##### Records to process #####

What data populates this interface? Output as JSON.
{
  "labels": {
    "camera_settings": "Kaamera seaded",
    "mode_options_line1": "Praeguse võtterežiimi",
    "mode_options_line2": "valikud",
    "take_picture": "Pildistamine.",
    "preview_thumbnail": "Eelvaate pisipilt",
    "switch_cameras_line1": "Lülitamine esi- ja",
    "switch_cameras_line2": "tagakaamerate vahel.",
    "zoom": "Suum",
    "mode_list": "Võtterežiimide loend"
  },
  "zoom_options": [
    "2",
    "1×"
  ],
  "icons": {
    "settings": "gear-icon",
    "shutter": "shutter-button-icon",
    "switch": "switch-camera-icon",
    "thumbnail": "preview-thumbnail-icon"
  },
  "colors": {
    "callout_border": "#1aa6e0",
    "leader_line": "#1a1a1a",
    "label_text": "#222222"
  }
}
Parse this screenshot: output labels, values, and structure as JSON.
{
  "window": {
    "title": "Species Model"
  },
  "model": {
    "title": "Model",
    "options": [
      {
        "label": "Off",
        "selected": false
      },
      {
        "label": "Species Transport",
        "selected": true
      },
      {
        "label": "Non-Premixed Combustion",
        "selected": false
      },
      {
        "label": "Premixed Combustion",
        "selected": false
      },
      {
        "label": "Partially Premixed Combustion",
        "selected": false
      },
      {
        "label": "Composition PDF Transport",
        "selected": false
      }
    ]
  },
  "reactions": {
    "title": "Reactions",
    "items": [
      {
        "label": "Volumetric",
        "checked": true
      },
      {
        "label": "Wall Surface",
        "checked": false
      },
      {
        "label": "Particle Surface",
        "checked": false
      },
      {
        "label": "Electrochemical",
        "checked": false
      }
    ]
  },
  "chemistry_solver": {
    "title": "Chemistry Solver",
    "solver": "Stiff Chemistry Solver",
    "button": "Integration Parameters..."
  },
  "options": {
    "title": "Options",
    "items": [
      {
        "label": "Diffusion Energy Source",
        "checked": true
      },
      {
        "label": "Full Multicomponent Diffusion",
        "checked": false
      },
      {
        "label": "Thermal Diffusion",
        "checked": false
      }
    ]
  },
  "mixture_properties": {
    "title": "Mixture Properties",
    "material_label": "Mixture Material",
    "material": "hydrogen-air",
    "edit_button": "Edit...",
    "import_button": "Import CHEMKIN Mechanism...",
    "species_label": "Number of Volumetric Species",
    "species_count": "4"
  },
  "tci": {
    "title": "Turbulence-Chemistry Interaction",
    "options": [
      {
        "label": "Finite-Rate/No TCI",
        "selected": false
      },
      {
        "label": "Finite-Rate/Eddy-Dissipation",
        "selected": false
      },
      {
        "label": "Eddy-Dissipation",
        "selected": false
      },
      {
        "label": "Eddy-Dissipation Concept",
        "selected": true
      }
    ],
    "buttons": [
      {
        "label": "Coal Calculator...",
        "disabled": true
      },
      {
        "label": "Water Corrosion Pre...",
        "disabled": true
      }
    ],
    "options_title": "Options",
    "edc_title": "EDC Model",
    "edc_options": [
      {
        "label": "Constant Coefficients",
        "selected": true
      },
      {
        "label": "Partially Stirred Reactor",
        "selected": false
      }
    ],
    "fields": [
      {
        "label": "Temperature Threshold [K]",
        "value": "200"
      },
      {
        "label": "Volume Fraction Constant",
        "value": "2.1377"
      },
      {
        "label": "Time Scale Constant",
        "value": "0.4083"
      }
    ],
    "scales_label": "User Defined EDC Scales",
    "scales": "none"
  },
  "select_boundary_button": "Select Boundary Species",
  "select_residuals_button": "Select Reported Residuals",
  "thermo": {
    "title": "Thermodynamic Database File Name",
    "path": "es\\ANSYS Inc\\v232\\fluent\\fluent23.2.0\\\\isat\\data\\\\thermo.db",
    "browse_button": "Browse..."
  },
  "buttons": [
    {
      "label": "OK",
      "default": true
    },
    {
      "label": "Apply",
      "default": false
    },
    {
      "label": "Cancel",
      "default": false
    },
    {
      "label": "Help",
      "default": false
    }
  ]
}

#####

Report how many lines of the records above contain the word "Partially", and give only that number.

2